Start of Extracted records
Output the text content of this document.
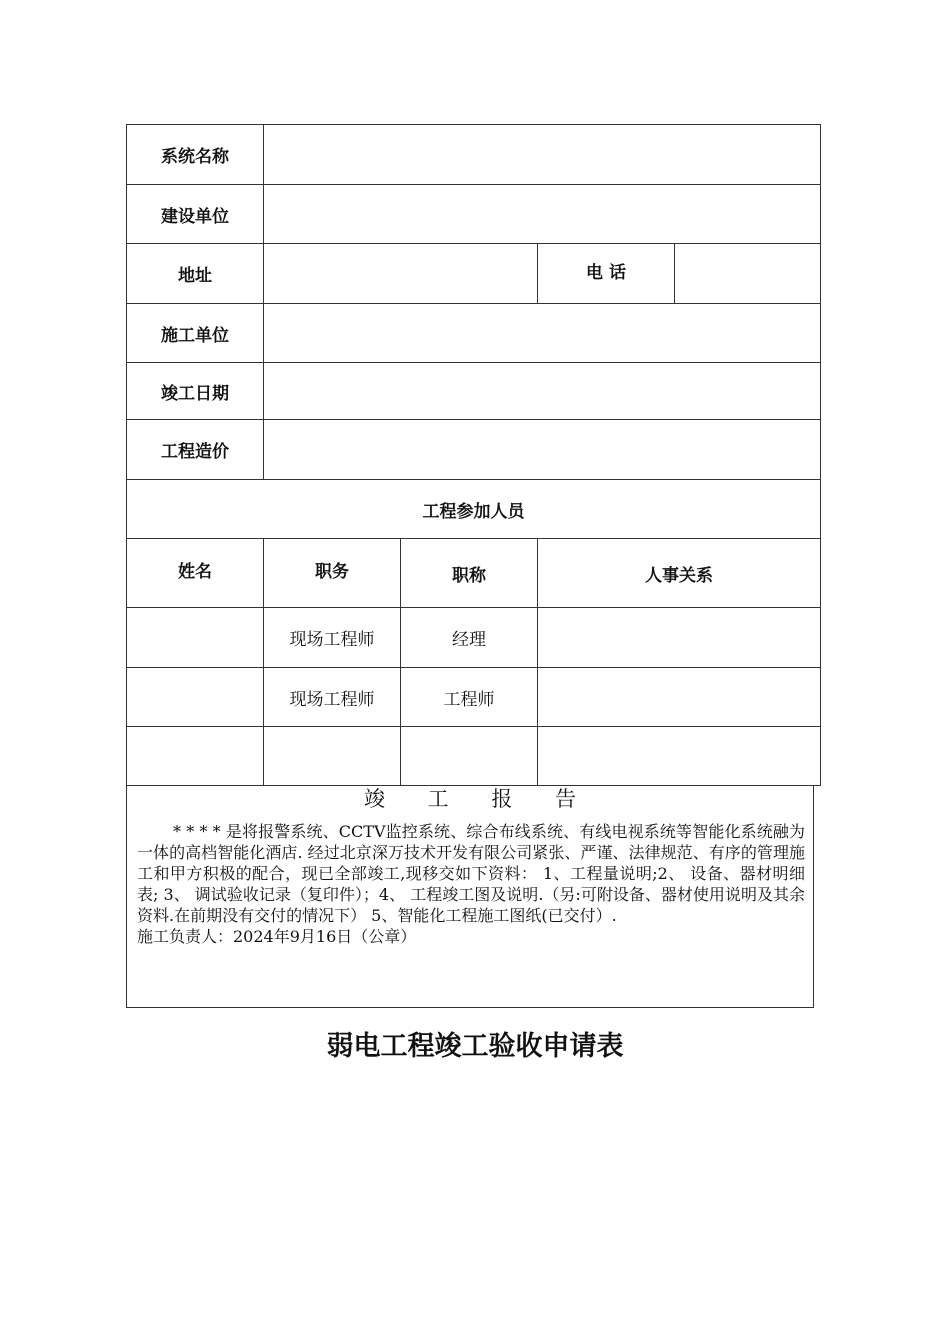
系统名称				
建设单位				
地址			电 话	
施工单位				
竣工日期				
工程造价				
工程参加人员				
姓名	职务	职称	人事关系	
	现场工程师	经理		
	现场工程师	工程师		

竣 工 报 告

* * * * 是将报警系统、CCTV监控系统、综合布线系统、有线电视系统等智能化系统融为一体的高档智能化酒店. 经过北京深万技术开发有限公司紧张、严谨、法律规范、有序的管理施工和甲方积极的配合，现已全部竣工,现移交如下资料： 1、工程量说明;2、 设备、器材明细表; 3、 调试验收记录（复印件）；4、 工程竣工图及说明.（另:可附设备、器材使用说明及其余资料.在前期没有交付的情况下） 5、智能化工程施工图纸(已交付）.

施工负责人：2024年9月16日（公章）

弱电工程竣工验收申请表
End of Extracted records
__Directions__: Give the material again exactly as it is, but keep the pictures out.

__Result__:
Output the text content of this document.
系统名称				
建设单位				
地址			电 话	
施工单位				
竣工日期				
工程造价				
工程参加人员				
姓名	职务	职称	人事关系	
	现场工程师	经理		
	现场工程师	工程师		

竣 工 报 告

* * * * 是将报警系统、CCTV监控系统、综合布线系统、有线电视系统等智能化系统融为一体的高档智能化酒店. 经过北京深万技术开发有限公司紧张、严谨、法律规范、有序的管理施工和甲方积极的配合，现已全部竣工,现移交如下资料： 1、工程量说明;2、 设备、器材明细表; 3、 调试验收记录（复印件）；4、 工程竣工图及说明.（另:可附设备、器材使用说明及其余资料.在前期没有交付的情况下） 5、智能化工程施工图纸(已交付）.

施工负责人：2024年9月16日（公章）

弱电工程竣工验收申请表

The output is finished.